_The records_
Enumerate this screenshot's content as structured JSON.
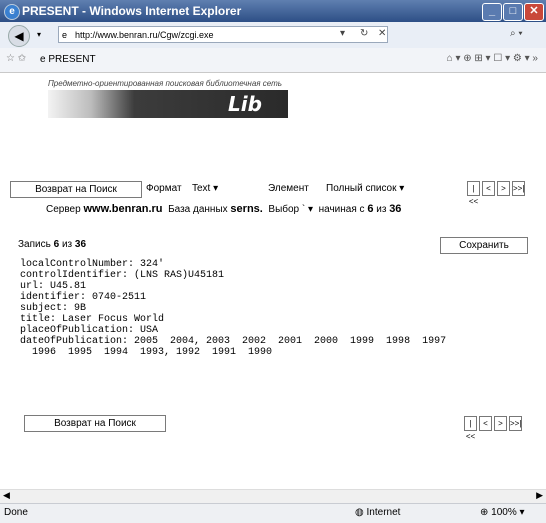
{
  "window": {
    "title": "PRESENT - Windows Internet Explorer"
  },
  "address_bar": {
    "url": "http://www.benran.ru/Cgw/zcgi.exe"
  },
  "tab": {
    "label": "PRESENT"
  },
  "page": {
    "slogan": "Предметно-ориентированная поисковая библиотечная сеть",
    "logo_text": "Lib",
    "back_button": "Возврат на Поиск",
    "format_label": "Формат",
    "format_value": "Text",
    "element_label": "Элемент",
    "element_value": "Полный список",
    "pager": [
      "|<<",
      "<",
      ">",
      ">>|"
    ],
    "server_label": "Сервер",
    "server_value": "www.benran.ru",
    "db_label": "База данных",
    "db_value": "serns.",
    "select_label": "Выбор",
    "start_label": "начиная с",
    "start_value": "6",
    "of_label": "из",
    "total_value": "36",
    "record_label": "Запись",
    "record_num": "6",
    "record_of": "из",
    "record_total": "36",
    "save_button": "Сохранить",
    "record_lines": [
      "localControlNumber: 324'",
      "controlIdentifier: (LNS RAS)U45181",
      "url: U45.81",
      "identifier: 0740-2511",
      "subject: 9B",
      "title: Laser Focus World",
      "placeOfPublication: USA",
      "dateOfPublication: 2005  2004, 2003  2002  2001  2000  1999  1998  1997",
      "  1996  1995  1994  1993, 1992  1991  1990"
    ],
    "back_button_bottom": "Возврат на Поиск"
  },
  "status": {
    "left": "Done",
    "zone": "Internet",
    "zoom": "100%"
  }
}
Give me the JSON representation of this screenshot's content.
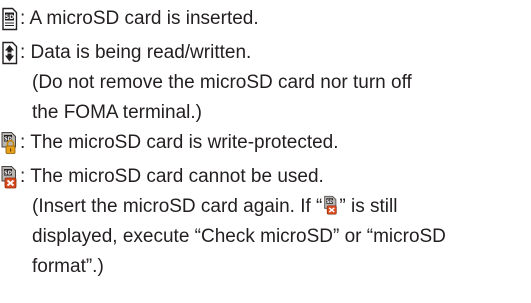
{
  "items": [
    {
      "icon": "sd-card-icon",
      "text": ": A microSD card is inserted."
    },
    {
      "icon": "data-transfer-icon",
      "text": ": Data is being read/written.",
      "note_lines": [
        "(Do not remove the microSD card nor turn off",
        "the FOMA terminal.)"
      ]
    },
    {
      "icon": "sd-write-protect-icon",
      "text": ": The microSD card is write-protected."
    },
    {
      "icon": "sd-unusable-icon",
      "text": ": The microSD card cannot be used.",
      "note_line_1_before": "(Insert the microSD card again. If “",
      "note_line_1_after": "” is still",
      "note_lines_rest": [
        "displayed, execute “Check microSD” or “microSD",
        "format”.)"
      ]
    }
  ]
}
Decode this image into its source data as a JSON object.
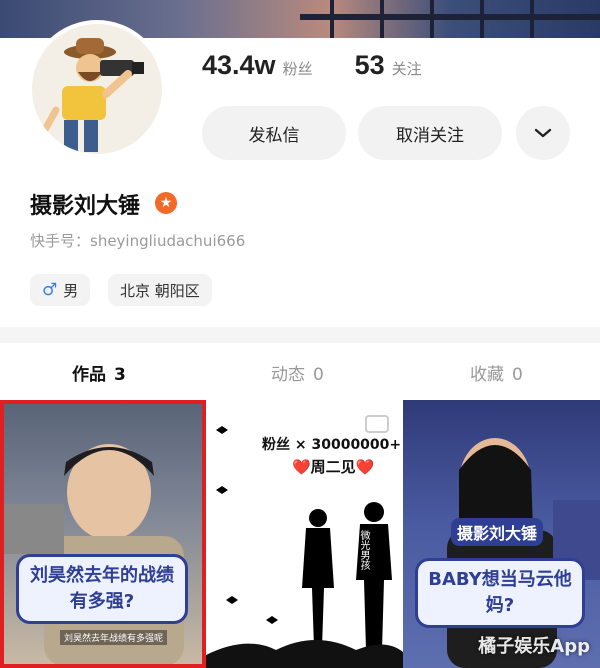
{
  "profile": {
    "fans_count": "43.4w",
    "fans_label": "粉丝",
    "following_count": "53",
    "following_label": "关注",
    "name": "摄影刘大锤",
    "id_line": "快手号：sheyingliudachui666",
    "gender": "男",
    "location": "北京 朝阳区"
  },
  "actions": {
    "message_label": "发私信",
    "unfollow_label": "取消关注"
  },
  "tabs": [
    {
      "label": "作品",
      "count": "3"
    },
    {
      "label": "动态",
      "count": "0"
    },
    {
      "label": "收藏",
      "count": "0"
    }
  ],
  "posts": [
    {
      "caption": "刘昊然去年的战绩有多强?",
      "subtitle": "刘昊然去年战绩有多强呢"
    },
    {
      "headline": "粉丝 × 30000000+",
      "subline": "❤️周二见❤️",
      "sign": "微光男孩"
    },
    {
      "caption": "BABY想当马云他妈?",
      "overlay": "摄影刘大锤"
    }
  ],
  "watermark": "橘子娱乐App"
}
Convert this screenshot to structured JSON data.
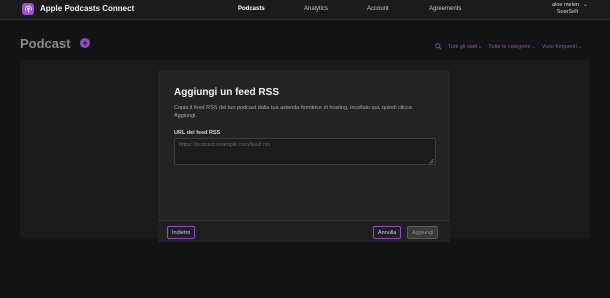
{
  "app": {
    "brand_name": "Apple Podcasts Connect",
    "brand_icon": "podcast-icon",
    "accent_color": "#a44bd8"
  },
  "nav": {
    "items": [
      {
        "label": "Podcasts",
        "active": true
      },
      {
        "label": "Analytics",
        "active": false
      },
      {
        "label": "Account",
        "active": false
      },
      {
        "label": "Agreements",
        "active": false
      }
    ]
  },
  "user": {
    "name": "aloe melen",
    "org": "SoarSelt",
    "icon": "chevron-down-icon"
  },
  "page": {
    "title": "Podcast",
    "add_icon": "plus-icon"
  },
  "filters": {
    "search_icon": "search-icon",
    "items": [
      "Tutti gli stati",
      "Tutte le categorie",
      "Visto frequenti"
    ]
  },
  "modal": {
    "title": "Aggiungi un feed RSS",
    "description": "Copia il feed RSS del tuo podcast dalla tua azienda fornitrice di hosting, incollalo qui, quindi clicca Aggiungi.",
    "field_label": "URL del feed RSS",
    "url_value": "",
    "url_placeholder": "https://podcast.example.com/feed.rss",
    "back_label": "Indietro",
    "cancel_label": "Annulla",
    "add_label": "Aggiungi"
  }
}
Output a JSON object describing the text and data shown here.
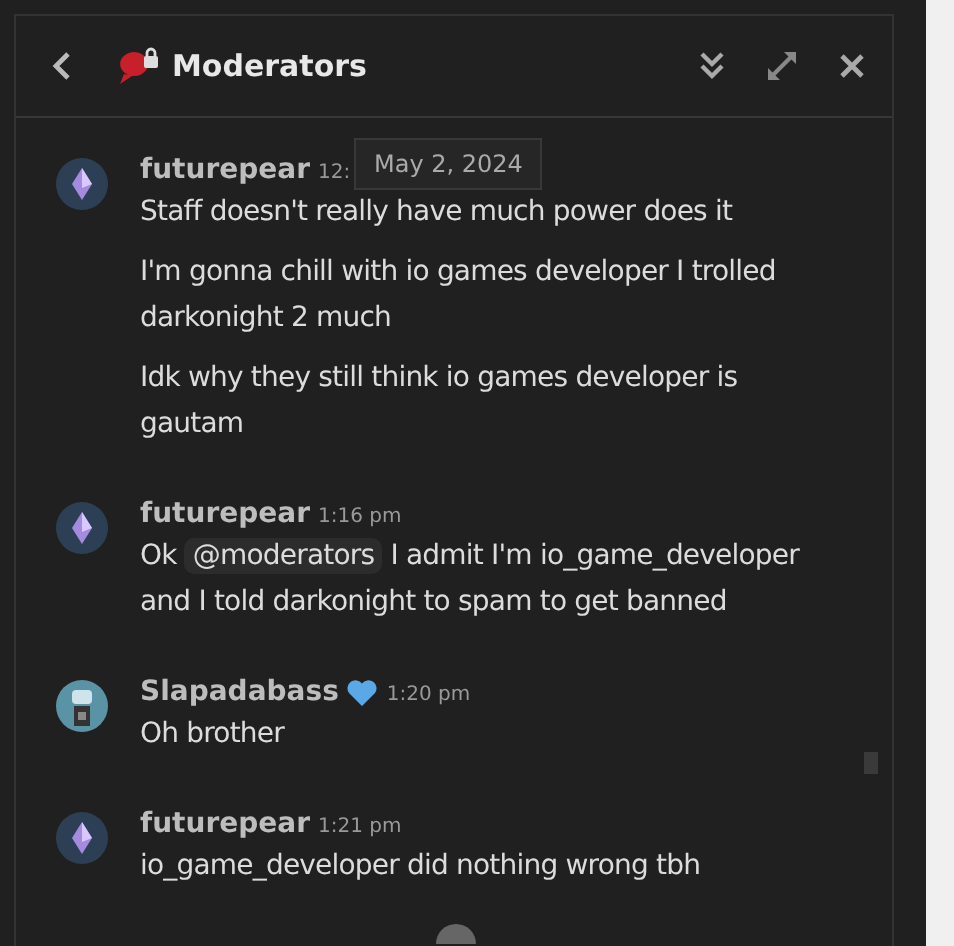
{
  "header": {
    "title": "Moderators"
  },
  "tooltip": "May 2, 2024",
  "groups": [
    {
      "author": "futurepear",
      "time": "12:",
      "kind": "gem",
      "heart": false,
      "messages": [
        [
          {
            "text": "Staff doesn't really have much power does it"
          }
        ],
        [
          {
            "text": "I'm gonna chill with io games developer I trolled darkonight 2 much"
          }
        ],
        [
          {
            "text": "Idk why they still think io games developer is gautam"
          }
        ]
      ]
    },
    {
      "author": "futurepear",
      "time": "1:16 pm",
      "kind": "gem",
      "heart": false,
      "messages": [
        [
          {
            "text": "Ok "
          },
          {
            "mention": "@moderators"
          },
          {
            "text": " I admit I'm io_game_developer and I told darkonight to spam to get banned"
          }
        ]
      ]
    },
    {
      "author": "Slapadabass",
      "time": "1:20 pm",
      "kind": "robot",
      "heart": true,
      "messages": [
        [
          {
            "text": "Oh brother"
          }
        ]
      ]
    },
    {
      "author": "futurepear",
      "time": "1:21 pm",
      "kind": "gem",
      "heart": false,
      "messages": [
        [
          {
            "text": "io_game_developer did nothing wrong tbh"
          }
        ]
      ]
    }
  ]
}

_What is expected_
Quote all the lines above exactly as given. Do not include the pictures.

_Response to this exercise_
Enumerate this screenshot's content as structured JSON.
{
  "window": {
    "title": "PRESENT - Windows Internet Explorer"
  },
  "address_bar": {
    "url": "http://www.benran.ru/Cgw/zcgi.exe"
  },
  "tab": {
    "label": "PRESENT"
  },
  "page": {
    "slogan": "Предметно-ориентированная поисковая библиотечная сеть",
    "logo_text": "Lib",
    "back_button": "Возврат на Поиск",
    "format_label": "Формат",
    "format_value": "Text",
    "element_label": "Элемент",
    "element_value": "Полный список",
    "pager": [
      "|<<",
      "<",
      ">",
      ">>|"
    ],
    "server_label": "Сервер",
    "server_value": "www.benran.ru",
    "db_label": "База данных",
    "db_value": "serns.",
    "select_label": "Выбор",
    "start_label": "начиная с",
    "start_value": "6",
    "of_label": "из",
    "total_value": "36",
    "record_label": "Запись",
    "record_num": "6",
    "record_of": "из",
    "record_total": "36",
    "save_button": "Сохранить",
    "record_lines": [
      "localControlNumber: 324'",
      "controlIdentifier: (LNS RAS)U45181",
      "url: U45.81",
      "identifier: 0740-2511",
      "subject: 9B",
      "title: Laser Focus World",
      "placeOfPublication: USA",
      "dateOfPublication: 2005  2004, 2003  2002  2001  2000  1999  1998  1997",
      "  1996  1995  1994  1993, 1992  1991  1990"
    ],
    "back_button_bottom": "Возврат на Поиск"
  },
  "status": {
    "left": "Done",
    "zone": "Internet",
    "zoom": "100%"
  }
}
Give me the JSON representation of this screenshot's content.
{
  "items": [
    {
      "icon": "sd-card-icon",
      "text": ": A microSD card is inserted."
    },
    {
      "icon": "data-transfer-icon",
      "text": ": Data is being read/written.",
      "note_lines": [
        "(Do not remove the microSD card nor turn off",
        "the FOMA terminal.)"
      ]
    },
    {
      "icon": "sd-write-protect-icon",
      "text": ": The microSD card is write-protected."
    },
    {
      "icon": "sd-unusable-icon",
      "text": ": The microSD card cannot be used.",
      "note_line_1_before": "(Insert the microSD card again. If “",
      "note_line_1_after": "” is still",
      "note_lines_rest": [
        "displayed, execute “Check microSD” or “microSD",
        "format”.)"
      ]
    }
  ]
}
Decode this image into its source data as a JSON object.
{
  "profile": {
    "fans_count": "43.4w",
    "fans_label": "粉丝",
    "following_count": "53",
    "following_label": "关注",
    "name": "摄影刘大锤",
    "id_line": "快手号：sheyingliudachui666",
    "gender": "男",
    "location": "北京 朝阳区"
  },
  "actions": {
    "message_label": "发私信",
    "unfollow_label": "取消关注"
  },
  "tabs": [
    {
      "label": "作品",
      "count": "3"
    },
    {
      "label": "动态",
      "count": "0"
    },
    {
      "label": "收藏",
      "count": "0"
    }
  ],
  "posts": [
    {
      "caption": "刘昊然去年的战绩有多强?",
      "subtitle": "刘昊然去年战绩有多强呢"
    },
    {
      "headline": "粉丝 × 30000000+",
      "subline": "❤️周二见❤️",
      "sign": "微光男孩"
    },
    {
      "caption": "BABY想当马云他妈?",
      "overlay": "摄影刘大锤"
    }
  ],
  "watermark": "橘子娱乐App"
}
Convert this screenshot to structured JSON data.
{
  "app": {
    "brand_name": "Apple Podcasts Connect",
    "brand_icon": "podcast-icon",
    "accent_color": "#a44bd8"
  },
  "nav": {
    "items": [
      {
        "label": "Podcasts",
        "active": true
      },
      {
        "label": "Analytics",
        "active": false
      },
      {
        "label": "Account",
        "active": false
      },
      {
        "label": "Agreements",
        "active": false
      }
    ]
  },
  "user": {
    "name": "aloe melen",
    "org": "SoarSelt",
    "icon": "chevron-down-icon"
  },
  "page": {
    "title": "Podcast",
    "add_icon": "plus-icon"
  },
  "filters": {
    "search_icon": "search-icon",
    "items": [
      "Tutti gli stati",
      "Tutte le categorie",
      "Visto frequenti"
    ]
  },
  "modal": {
    "title": "Aggiungi un feed RSS",
    "description": "Copia il feed RSS del tuo podcast dalla tua azienda fornitrice di hosting, incollalo qui, quindi clicca Aggiungi.",
    "field_label": "URL del feed RSS",
    "url_value": "",
    "url_placeholder": "https://podcast.example.com/feed.rss",
    "back_label": "Indietro",
    "cancel_label": "Annulla",
    "add_label": "Aggiungi"
  }
}
Output a JSON object describing the text and data shown here.
{
  "header": {
    "title": "Moderators"
  },
  "tooltip": "May 2, 2024",
  "groups": [
    {
      "author": "futurepear",
      "time": "12:",
      "kind": "gem",
      "heart": false,
      "messages": [
        [
          {
            "text": "Staff doesn't really have much power does it"
          }
        ],
        [
          {
            "text": "I'm gonna chill with io games developer I trolled darkonight 2 much"
          }
        ],
        [
          {
            "text": "Idk why they still think io games developer is gautam"
          }
        ]
      ]
    },
    {
      "author": "futurepear",
      "time": "1:16 pm",
      "kind": "gem",
      "heart": false,
      "messages": [
        [
          {
            "text": "Ok "
          },
          {
            "mention": "@moderators"
          },
          {
            "text": " I admit I'm io_game_developer and I told darkonight to spam to get banned"
          }
        ]
      ]
    },
    {
      "author": "Slapadabass",
      "time": "1:20 pm",
      "kind": "robot",
      "heart": true,
      "messages": [
        [
          {
            "text": "Oh brother"
          }
        ]
      ]
    },
    {
      "author": "futurepear",
      "time": "1:21 pm",
      "kind": "gem",
      "heart": false,
      "messages": [
        [
          {
            "text": "io_game_developer did nothing wrong tbh"
          }
        ]
      ]
    }
  ]
}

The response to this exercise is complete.